### Task data
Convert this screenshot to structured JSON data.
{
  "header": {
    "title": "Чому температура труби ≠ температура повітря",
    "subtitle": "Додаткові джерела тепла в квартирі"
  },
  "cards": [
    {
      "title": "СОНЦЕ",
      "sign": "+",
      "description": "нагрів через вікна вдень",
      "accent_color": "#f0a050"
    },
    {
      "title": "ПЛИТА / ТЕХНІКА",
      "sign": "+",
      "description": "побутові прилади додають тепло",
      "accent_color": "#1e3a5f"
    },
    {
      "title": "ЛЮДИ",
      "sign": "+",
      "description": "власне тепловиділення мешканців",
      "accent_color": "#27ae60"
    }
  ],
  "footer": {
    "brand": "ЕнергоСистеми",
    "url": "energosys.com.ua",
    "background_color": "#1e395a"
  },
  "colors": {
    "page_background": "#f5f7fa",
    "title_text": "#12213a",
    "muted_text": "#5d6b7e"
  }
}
######
### Task data
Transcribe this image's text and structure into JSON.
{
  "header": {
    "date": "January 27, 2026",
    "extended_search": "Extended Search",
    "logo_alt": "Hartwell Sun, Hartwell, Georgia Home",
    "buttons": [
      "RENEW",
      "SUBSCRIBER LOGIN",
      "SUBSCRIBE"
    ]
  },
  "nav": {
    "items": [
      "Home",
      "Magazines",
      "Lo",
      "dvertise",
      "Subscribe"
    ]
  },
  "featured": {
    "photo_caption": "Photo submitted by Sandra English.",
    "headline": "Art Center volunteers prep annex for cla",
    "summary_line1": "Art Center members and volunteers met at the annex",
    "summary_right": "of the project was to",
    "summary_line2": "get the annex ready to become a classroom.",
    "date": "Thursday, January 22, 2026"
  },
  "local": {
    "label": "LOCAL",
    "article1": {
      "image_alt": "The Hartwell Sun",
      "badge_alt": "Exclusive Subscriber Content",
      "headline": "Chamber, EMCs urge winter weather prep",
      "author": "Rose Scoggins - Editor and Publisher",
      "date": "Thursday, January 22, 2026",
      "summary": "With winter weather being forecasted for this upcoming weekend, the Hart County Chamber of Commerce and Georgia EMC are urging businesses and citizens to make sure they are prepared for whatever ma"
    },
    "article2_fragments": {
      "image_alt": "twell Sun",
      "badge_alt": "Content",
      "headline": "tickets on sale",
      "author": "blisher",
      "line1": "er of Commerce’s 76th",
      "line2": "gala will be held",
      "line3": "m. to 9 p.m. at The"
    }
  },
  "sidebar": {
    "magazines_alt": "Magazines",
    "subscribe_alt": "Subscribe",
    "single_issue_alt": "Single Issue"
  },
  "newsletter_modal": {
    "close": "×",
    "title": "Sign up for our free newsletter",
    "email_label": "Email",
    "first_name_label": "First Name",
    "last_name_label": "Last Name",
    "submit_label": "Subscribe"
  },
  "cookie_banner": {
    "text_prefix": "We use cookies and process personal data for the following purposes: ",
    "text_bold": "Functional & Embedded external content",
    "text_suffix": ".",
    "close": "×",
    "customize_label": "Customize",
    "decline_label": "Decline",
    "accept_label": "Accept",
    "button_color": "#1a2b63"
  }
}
######
### Task data
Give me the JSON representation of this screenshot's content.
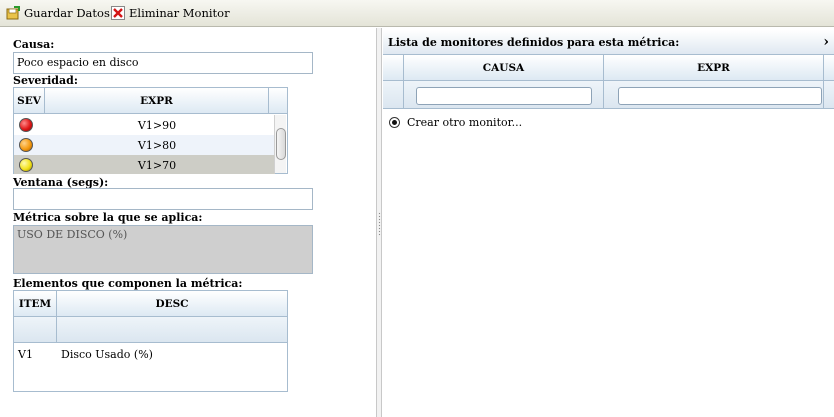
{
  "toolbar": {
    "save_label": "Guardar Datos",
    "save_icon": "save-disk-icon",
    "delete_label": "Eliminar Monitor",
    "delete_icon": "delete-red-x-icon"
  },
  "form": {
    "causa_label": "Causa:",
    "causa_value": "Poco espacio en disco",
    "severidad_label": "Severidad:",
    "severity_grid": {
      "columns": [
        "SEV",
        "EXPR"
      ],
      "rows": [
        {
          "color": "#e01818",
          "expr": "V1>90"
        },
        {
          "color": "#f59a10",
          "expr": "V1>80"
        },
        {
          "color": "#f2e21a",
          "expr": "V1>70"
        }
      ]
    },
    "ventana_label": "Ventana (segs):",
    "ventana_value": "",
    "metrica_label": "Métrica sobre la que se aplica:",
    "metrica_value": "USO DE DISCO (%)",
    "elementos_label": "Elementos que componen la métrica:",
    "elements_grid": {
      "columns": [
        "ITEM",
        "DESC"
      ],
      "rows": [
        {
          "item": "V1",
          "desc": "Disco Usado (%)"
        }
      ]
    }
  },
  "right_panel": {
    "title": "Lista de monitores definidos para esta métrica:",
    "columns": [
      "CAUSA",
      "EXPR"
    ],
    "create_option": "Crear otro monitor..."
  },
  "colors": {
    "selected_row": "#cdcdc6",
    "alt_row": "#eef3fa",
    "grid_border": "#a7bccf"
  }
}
######
Task objective:
Only the number is wanted: how many lines of the material above include the word "Magazines"?

Output:
2